■ DATA SHOWN ■
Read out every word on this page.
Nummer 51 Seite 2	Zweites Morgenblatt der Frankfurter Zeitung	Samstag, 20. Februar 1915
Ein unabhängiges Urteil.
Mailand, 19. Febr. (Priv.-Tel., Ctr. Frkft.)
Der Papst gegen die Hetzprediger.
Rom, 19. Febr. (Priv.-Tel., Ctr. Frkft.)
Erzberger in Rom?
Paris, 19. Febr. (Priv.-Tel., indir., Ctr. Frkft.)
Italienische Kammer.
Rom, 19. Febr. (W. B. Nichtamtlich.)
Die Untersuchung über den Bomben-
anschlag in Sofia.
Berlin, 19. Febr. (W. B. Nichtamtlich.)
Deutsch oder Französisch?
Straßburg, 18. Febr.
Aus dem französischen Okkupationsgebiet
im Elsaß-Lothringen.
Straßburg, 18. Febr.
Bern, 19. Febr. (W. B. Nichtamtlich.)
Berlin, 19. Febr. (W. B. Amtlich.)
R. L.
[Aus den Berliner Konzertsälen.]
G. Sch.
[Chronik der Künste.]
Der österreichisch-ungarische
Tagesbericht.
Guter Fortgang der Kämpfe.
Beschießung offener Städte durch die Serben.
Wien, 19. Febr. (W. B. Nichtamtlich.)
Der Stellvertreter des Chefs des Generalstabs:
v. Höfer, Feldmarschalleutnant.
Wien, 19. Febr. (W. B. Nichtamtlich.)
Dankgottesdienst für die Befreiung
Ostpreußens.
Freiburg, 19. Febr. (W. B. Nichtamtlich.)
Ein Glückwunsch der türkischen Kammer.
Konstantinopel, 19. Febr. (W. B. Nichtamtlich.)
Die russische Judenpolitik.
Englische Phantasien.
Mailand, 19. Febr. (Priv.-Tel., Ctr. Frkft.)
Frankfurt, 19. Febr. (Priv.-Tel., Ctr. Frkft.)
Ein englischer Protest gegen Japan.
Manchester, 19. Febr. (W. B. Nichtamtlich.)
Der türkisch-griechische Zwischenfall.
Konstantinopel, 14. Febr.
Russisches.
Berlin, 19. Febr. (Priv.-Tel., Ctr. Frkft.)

■ GIVEN REQUEST ■
Write out the full listing exactly as given.

■ EXERCISE SOLUTION ■
Read out every word on this page.
Nummer 51 Seite 2	Zweites Morgenblatt der Frankfurter Zeitung	Samstag, 20. Februar 1915
Ein unabhängiges Urteil.
Mailand, 19. Febr. (Priv.-Tel., Ctr. Frkft.)
Der Papst gegen die Hetzprediger.
Rom, 19. Febr. (Priv.-Tel., Ctr. Frkft.)
Erzberger in Rom?
Paris, 19. Febr. (Priv.-Tel., indir., Ctr. Frkft.)
Italienische Kammer.
Rom, 19. Febr. (W. B. Nichtamtlich.)
Die Untersuchung über den Bomben-
anschlag in Sofia.
Berlin, 19. Febr. (W. B. Nichtamtlich.)
Deutsch oder Französisch?
Straßburg, 18. Febr.
Aus dem französischen Okkupationsgebiet
im Elsaß-Lothringen.
Straßburg, 18. Febr.
Bern, 19. Febr. (W. B. Nichtamtlich.)
Berlin, 19. Febr. (W. B. Amtlich.)
R. L.
[Aus den Berliner Konzertsälen.]
G. Sch.
[Chronik der Künste.]
Der österreichisch-ungarische
Tagesbericht.
Guter Fortgang der Kämpfe.
Beschießung offener Städte durch die Serben.
Wien, 19. Febr. (W. B. Nichtamtlich.)
Der Stellvertreter des Chefs des Generalstabs:
v. Höfer, Feldmarschalleutnant.
Wien, 19. Febr. (W. B. Nichtamtlich.)
Dankgottesdienst für die Befreiung
Ostpreußens.
Freiburg, 19. Febr. (W. B. Nichtamtlich.)
Ein Glückwunsch der türkischen Kammer.
Konstantinopel, 19. Febr. (W. B. Nichtamtlich.)
Die russische Judenpolitik.
Englische Phantasien.
Mailand, 19. Febr. (Priv.-Tel., Ctr. Frkft.)
Frankfurt, 19. Febr. (Priv.-Tel., Ctr. Frkft.)
Ein englischer Protest gegen Japan.
Manchester, 19. Febr. (W. B. Nichtamtlich.)
Der türkisch-griechische Zwischenfall.
Konstantinopel, 14. Febr.
Russisches.
Berlin, 19. Febr. (Priv.-Tel., Ctr. Frkft.)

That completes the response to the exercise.